══ Input material ══

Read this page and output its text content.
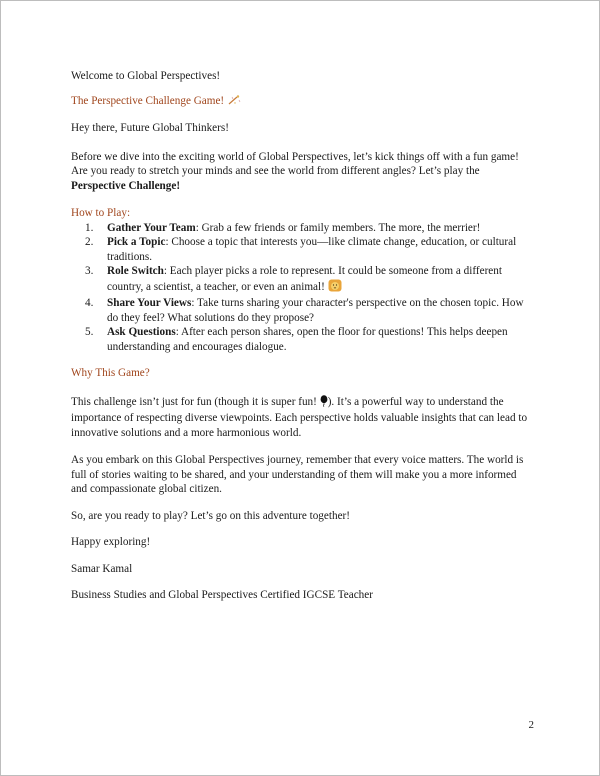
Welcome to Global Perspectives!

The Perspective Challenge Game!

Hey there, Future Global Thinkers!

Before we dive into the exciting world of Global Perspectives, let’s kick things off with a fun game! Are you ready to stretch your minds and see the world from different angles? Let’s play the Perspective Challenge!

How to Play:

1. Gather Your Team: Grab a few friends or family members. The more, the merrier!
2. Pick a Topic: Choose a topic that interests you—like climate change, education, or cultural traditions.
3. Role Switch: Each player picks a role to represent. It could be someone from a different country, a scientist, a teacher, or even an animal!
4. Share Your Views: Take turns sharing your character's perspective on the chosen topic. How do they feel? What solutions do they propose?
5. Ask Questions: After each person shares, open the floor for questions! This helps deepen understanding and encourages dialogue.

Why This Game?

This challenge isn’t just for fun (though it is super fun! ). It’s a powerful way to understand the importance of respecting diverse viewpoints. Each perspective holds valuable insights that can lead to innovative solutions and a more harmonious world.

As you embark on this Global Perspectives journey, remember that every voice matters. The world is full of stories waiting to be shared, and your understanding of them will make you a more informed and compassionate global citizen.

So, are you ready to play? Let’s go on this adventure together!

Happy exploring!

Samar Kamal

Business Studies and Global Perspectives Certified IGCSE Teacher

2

═══
══ Input material ══

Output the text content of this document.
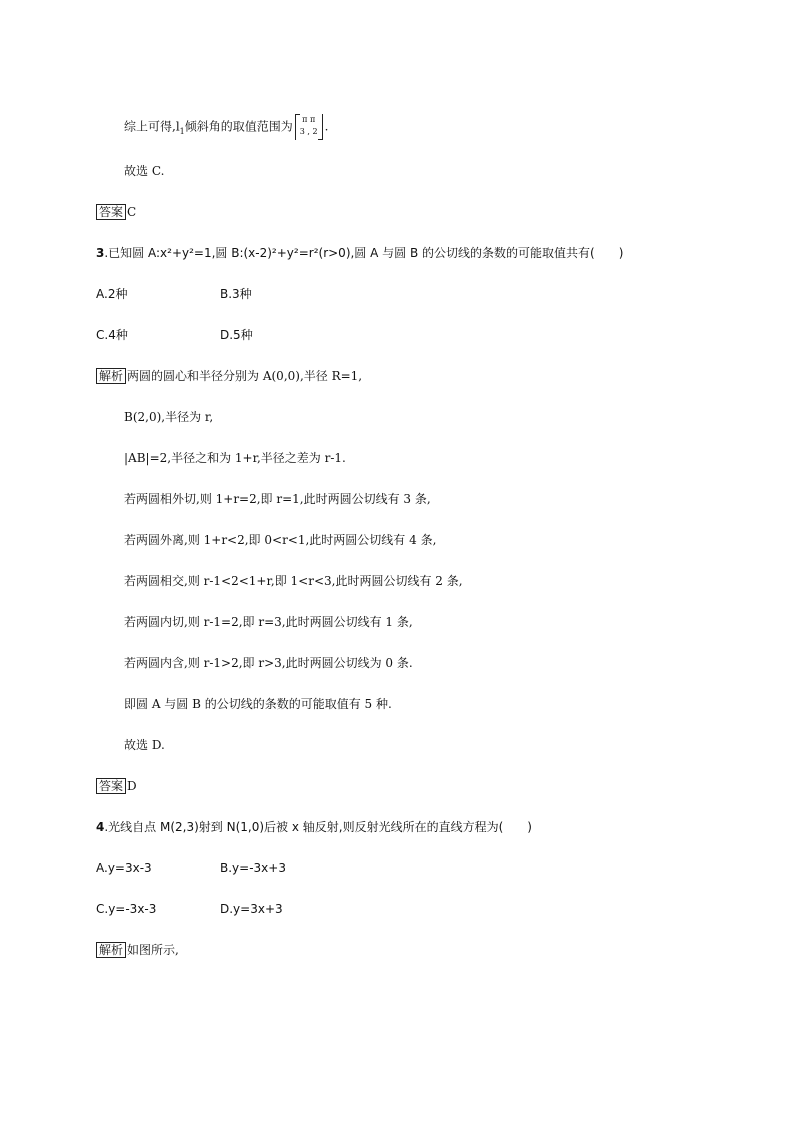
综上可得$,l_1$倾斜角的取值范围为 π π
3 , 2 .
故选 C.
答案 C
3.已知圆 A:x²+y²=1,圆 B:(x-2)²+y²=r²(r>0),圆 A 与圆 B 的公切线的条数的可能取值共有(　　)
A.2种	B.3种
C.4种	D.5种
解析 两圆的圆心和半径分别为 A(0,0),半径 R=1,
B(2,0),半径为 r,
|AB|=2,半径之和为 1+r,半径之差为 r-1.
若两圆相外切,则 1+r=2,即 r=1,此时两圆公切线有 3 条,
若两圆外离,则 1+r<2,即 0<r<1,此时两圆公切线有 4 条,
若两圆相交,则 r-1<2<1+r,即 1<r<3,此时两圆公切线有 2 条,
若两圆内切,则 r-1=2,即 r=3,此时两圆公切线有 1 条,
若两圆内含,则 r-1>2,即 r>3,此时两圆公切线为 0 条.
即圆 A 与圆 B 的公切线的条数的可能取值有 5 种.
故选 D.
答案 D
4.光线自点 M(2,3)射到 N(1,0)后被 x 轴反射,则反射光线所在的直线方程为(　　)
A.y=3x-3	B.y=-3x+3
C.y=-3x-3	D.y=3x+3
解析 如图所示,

═══

◆ Exercise goal
Scan the listing above and identify each line holding the string "solutions"; copy every such line.

◆ Written answer
4. Share Your Views: Take turns sharing your character's perspective on the chosen topic. How do they feel? What solutions do they propose?
This challenge isn’t just for fun (though it is super fun! ). It’s a powerful way to understand the importance of respecting diverse viewpoints. Each perspective holds valuable insights that can lead to innovative solutions and a more harmonious world.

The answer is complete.